[Begin SUPPLIED DATA]

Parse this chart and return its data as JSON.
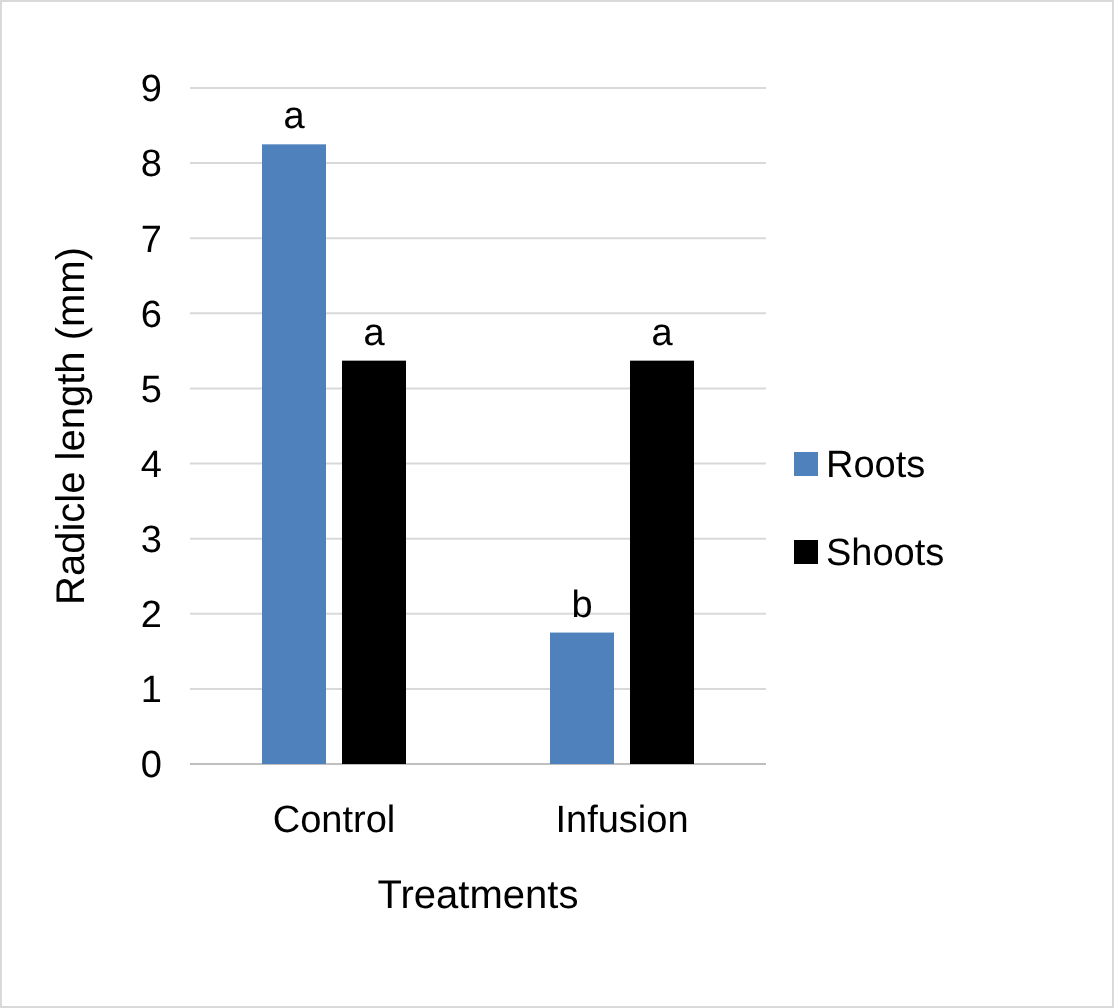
{
  "chart_data": {
    "type": "bar",
    "xlabel": "Treatments",
    "ylabel": "Radicle length (mm)",
    "categories": [
      "Control",
      "Infusion"
    ],
    "series": [
      {
        "name": "Roots",
        "color": "#4f81bd",
        "values": [
          8.25,
          1.75
        ],
        "value_labels": [
          "a",
          "b"
        ]
      },
      {
        "name": "Shoots",
        "color": "#000000",
        "values": [
          5.37,
          5.37
        ],
        "value_labels": [
          "a",
          "a"
        ]
      }
    ],
    "ylim": [
      0,
      9
    ],
    "yticks": [
      0,
      1,
      2,
      3,
      4,
      5,
      6,
      7,
      8,
      9
    ],
    "grid": "y",
    "legend": "right"
  }
}
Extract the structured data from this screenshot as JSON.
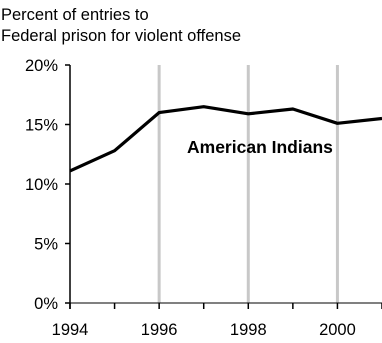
{
  "chart_data": {
    "type": "line",
    "ylabel_lines": [
      "Percent of entries to",
      "Federal prison for violent offense"
    ],
    "xlabel": "",
    "x": [
      1994,
      1995,
      1996,
      1997,
      1998,
      1999,
      2000,
      2001
    ],
    "x_ticks": [
      "1994",
      "1996",
      "1998",
      "2000"
    ],
    "y_ticks": [
      "0%",
      "5%",
      "10%",
      "15%",
      "20%"
    ],
    "ylim": [
      0,
      20
    ],
    "xlim": [
      1994,
      2001
    ],
    "grid": "vertical",
    "series": [
      {
        "name": "American Indians",
        "color": "#000000",
        "values": [
          11.1,
          12.8,
          16.0,
          16.5,
          15.9,
          16.3,
          15.1,
          15.5
        ]
      }
    ],
    "annotations": [
      "American Indians"
    ]
  }
}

[End SUPPLIED DATA]

• _WHAT IS EXPECTED_
Return the entries unchanged, save for the pictures, which do not belong in the copy.

• _SOLUTION_
Parse this chart and return its data as JSON.
{
  "chart_data": {
    "type": "bar",
    "xlabel": "Treatments",
    "ylabel": "Radicle length (mm)",
    "categories": [
      "Control",
      "Infusion"
    ],
    "series": [
      {
        "name": "Roots",
        "color": "#4f81bd",
        "values": [
          8.25,
          1.75
        ],
        "value_labels": [
          "a",
          "b"
        ]
      },
      {
        "name": "Shoots",
        "color": "#000000",
        "values": [
          5.37,
          5.37
        ],
        "value_labels": [
          "a",
          "a"
        ]
      }
    ],
    "ylim": [
      0,
      9
    ],
    "yticks": [
      0,
      1,
      2,
      3,
      4,
      5,
      6,
      7,
      8,
      9
    ],
    "grid": "y",
    "legend": "right"
  }
}
Extract the structured data from this screenshot as JSON.
{
  "chart_data": {
    "type": "line",
    "ylabel_lines": [
      "Percent of entries to",
      "Federal prison for violent offense"
    ],
    "xlabel": "",
    "x": [
      1994,
      1995,
      1996,
      1997,
      1998,
      1999,
      2000,
      2001
    ],
    "x_ticks": [
      "1994",
      "1996",
      "1998",
      "2000"
    ],
    "y_ticks": [
      "0%",
      "5%",
      "10%",
      "15%",
      "20%"
    ],
    "ylim": [
      0,
      20
    ],
    "xlim": [
      1994,
      2001
    ],
    "grid": "vertical",
    "series": [
      {
        "name": "American Indians",
        "color": "#000000",
        "values": [
          11.1,
          12.8,
          16.0,
          16.5,
          15.9,
          16.3,
          15.1,
          15.5
        ]
      }
    ],
    "annotations": [
      "American Indians"
    ]
  }
}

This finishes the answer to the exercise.